[GOAL OF THE EXERCISE] Write out the records below word for word, please.
━━━━━ PROVIDED RECORDS
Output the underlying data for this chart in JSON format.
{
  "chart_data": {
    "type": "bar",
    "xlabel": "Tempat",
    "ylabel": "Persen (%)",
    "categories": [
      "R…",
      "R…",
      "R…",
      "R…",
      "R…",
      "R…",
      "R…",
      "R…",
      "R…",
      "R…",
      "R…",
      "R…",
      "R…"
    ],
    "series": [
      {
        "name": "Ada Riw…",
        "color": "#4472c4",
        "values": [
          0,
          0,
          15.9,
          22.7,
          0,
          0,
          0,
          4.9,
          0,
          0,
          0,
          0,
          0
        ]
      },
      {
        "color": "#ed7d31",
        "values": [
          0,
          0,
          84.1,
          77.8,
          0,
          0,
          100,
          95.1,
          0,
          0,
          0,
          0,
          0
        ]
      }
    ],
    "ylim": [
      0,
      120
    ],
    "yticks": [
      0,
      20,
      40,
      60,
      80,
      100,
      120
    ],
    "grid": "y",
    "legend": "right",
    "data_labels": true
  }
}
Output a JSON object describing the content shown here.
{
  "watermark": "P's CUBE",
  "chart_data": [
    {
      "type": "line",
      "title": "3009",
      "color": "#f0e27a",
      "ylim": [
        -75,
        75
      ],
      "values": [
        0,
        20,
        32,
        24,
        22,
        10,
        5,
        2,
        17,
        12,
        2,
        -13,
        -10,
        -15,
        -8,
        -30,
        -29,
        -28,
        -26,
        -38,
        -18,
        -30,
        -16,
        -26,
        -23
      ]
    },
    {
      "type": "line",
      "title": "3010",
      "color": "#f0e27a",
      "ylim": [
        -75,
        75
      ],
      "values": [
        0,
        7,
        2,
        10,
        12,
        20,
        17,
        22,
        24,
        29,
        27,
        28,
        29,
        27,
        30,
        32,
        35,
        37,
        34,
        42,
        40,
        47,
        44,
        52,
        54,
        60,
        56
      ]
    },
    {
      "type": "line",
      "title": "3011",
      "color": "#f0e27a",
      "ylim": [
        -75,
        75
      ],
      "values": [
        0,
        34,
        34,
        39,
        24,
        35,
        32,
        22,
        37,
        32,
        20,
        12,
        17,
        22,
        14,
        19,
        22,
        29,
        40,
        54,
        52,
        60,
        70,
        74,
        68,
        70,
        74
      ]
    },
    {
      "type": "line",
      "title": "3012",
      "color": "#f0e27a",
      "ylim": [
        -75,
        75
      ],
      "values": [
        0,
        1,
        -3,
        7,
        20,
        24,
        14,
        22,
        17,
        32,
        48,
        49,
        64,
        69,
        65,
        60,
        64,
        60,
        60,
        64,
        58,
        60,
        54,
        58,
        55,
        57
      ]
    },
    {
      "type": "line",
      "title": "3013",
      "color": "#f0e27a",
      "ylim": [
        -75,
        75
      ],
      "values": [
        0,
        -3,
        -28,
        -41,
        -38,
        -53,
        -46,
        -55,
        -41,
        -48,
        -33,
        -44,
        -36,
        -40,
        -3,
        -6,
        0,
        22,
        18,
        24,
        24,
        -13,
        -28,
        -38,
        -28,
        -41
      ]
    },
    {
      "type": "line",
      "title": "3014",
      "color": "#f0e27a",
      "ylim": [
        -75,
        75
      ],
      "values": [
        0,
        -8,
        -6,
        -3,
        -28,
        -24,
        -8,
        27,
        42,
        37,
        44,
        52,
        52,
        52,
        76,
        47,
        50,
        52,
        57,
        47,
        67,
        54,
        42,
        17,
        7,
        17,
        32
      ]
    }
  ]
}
━━━━━━━━━━
[WRITTEN REPLY]
Output the underlying data for this chart in JSON format.
{
  "chart_data": {
    "type": "bar",
    "xlabel": "Tempat",
    "ylabel": "Persen (%)",
    "categories": [
      "R…",
      "R…",
      "R…",
      "R…",
      "R…",
      "R…",
      "R…",
      "R…",
      "R…",
      "R…",
      "R…",
      "R…",
      "R…"
    ],
    "series": [
      {
        "name": "Ada Riw…",
        "color": "#4472c4",
        "values": [
          0,
          0,
          15.9,
          22.7,
          0,
          0,
          0,
          4.9,
          0,
          0,
          0,
          0,
          0
        ]
      },
      {
        "color": "#ed7d31",
        "values": [
          0,
          0,
          84.1,
          77.8,
          0,
          0,
          100,
          95.1,
          0,
          0,
          0,
          0,
          0
        ]
      }
    ],
    "ylim": [
      0,
      120
    ],
    "yticks": [
      0,
      20,
      40,
      60,
      80,
      100,
      120
    ],
    "grid": "y",
    "legend": "right",
    "data_labels": true
  }
}
Output a JSON object describing the content shown here.
{
  "watermark": "P's CUBE",
  "chart_data": [
    {
      "type": "line",
      "title": "3009",
      "color": "#f0e27a",
      "ylim": [
        -75,
        75
      ],
      "values": [
        0,
        20,
        32,
        24,
        22,
        10,
        5,
        2,
        17,
        12,
        2,
        -13,
        -10,
        -15,
        -8,
        -30,
        -29,
        -28,
        -26,
        -38,
        -18,
        -30,
        -16,
        -26,
        -23
      ]
    },
    {
      "type": "line",
      "title": "3010",
      "color": "#f0e27a",
      "ylim": [
        -75,
        75
      ],
      "values": [
        0,
        7,
        2,
        10,
        12,
        20,
        17,
        22,
        24,
        29,
        27,
        28,
        29,
        27,
        30,
        32,
        35,
        37,
        34,
        42,
        40,
        47,
        44,
        52,
        54,
        60,
        56
      ]
    },
    {
      "type": "line",
      "title": "3011",
      "color": "#f0e27a",
      "ylim": [
        -75,
        75
      ],
      "values": [
        0,
        34,
        34,
        39,
        24,
        35,
        32,
        22,
        37,
        32,
        20,
        12,
        17,
        22,
        14,
        19,
        22,
        29,
        40,
        54,
        52,
        60,
        70,
        74,
        68,
        70,
        74
      ]
    },
    {
      "type": "line",
      "title": "3012",
      "color": "#f0e27a",
      "ylim": [
        -75,
        75
      ],
      "values": [
        0,
        1,
        -3,
        7,
        20,
        24,
        14,
        22,
        17,
        32,
        48,
        49,
        64,
        69,
        65,
        60,
        64,
        60,
        60,
        64,
        58,
        60,
        54,
        58,
        55,
        57
      ]
    },
    {
      "type": "line",
      "title": "3013",
      "color": "#f0e27a",
      "ylim": [
        -75,
        75
      ],
      "values": [
        0,
        -3,
        -28,
        -41,
        -38,
        -53,
        -46,
        -55,
        -41,
        -48,
        -33,
        -44,
        -36,
        -40,
        -3,
        -6,
        0,
        22,
        18,
        24,
        24,
        -13,
        -28,
        -38,
        -28,
        -41
      ]
    },
    {
      "type": "line",
      "title": "3014",
      "color": "#f0e27a",
      "ylim": [
        -75,
        75
      ],
      "values": [
        0,
        -8,
        -6,
        -3,
        -28,
        -24,
        -8,
        27,
        42,
        37,
        44,
        52,
        52,
        52,
        76,
        47,
        50,
        52,
        57,
        47,
        67,
        54,
        42,
        17,
        7,
        17,
        32
      ]
    }
  ]
}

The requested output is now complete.